■ **Exercise goal**: Filter the entries that follow, copying every line in which the word "color" appears.

(Collected data entries)
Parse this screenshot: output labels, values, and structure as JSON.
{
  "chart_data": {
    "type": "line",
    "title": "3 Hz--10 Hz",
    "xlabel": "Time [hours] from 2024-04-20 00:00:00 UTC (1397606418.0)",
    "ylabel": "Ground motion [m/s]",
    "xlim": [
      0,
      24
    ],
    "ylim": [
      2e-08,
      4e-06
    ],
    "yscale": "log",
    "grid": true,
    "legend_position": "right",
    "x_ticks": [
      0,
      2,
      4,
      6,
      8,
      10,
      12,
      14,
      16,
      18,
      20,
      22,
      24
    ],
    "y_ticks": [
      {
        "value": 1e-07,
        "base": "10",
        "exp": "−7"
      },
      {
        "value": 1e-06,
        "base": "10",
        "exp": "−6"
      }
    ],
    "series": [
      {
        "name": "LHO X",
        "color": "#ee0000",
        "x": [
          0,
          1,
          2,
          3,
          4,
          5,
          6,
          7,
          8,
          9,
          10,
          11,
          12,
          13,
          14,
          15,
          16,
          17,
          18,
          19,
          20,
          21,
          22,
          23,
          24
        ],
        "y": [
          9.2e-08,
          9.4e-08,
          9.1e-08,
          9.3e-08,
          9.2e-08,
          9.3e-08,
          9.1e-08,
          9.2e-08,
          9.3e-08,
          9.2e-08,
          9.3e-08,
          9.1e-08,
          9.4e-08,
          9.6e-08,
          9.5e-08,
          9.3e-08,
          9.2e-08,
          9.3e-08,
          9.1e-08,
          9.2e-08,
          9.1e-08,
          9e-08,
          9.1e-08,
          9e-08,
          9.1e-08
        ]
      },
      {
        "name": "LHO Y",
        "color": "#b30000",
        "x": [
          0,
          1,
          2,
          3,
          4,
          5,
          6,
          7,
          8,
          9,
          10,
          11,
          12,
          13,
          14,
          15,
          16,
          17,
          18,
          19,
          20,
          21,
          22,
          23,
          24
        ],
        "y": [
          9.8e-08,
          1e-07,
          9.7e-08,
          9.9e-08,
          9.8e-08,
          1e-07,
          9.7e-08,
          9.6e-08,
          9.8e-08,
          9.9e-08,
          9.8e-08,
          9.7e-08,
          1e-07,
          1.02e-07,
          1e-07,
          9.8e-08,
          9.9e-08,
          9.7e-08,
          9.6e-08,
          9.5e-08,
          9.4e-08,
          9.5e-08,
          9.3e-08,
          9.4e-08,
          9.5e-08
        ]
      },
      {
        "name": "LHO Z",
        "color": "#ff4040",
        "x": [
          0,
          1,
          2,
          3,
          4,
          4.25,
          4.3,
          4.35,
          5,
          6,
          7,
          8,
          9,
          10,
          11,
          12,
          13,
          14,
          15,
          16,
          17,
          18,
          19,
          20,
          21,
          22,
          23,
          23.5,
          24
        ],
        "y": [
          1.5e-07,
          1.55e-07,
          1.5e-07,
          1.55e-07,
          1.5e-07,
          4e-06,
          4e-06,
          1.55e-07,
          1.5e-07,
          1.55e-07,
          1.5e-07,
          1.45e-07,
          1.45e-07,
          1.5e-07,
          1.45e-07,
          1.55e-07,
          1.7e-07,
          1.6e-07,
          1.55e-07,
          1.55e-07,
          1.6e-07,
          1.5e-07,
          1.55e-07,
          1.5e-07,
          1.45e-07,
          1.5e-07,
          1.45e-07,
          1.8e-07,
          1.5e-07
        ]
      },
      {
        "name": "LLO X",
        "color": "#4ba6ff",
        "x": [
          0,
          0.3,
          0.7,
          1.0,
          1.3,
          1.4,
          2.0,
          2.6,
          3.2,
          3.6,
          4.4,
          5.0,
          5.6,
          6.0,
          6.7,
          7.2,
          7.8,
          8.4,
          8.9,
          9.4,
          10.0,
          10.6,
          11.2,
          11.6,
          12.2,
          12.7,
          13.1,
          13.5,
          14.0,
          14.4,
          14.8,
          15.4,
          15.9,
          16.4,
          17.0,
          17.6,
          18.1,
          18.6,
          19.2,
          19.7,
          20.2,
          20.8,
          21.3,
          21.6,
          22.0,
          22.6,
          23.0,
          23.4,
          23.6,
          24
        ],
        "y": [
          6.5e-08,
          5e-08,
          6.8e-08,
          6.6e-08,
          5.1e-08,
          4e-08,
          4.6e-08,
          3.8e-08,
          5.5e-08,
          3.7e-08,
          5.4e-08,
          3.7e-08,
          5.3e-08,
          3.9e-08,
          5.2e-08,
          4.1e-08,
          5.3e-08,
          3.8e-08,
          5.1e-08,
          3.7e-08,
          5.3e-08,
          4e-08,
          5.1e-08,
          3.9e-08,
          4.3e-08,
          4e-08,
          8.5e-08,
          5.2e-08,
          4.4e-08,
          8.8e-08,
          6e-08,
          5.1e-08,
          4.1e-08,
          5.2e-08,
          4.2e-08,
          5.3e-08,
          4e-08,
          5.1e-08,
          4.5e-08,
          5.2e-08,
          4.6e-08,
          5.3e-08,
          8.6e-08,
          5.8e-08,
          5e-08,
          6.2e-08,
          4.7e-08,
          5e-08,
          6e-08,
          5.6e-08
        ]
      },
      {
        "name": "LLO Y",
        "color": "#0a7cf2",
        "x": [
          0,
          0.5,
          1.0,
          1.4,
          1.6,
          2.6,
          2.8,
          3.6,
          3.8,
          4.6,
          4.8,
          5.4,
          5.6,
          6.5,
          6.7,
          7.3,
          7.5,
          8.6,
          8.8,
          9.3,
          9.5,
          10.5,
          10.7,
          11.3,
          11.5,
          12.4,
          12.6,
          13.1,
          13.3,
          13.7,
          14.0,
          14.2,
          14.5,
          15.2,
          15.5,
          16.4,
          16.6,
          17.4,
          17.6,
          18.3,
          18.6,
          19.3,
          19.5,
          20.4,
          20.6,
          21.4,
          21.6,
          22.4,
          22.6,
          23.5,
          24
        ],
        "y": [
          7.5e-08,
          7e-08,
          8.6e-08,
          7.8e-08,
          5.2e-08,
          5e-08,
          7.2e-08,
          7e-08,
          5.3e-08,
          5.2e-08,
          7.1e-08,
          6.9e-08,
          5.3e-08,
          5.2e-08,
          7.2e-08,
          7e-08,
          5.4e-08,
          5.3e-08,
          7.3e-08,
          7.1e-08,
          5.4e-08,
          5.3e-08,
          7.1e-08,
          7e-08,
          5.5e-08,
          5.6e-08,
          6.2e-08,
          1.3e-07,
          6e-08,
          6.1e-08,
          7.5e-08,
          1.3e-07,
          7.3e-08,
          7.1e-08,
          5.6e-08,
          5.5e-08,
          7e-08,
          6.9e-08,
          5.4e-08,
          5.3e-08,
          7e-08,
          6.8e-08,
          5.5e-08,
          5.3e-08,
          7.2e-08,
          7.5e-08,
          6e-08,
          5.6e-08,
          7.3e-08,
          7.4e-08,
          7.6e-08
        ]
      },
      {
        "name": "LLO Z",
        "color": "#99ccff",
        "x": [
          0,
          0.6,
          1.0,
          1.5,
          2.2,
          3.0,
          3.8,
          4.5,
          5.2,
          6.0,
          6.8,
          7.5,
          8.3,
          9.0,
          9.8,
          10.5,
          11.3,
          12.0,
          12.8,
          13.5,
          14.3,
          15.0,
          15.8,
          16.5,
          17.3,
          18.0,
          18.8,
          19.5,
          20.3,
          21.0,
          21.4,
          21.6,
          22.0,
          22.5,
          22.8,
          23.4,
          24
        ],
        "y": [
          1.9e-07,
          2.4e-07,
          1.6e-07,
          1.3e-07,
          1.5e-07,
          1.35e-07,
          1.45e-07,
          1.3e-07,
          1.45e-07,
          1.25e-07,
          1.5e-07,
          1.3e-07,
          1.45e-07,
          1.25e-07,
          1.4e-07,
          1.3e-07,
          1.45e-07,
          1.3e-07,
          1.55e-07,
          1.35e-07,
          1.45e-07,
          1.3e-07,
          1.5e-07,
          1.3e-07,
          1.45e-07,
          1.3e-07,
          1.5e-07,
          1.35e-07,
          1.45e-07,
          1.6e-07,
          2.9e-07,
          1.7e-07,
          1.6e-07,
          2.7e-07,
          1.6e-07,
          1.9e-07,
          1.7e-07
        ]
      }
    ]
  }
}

■ **Finished task**:
        "color": "#ee0000",
        "color": "#b30000",
        "color": "#ff4040",
        "color": "#4ba6ff",
        "color": "#0a7cf2",
        "color": "#99ccff",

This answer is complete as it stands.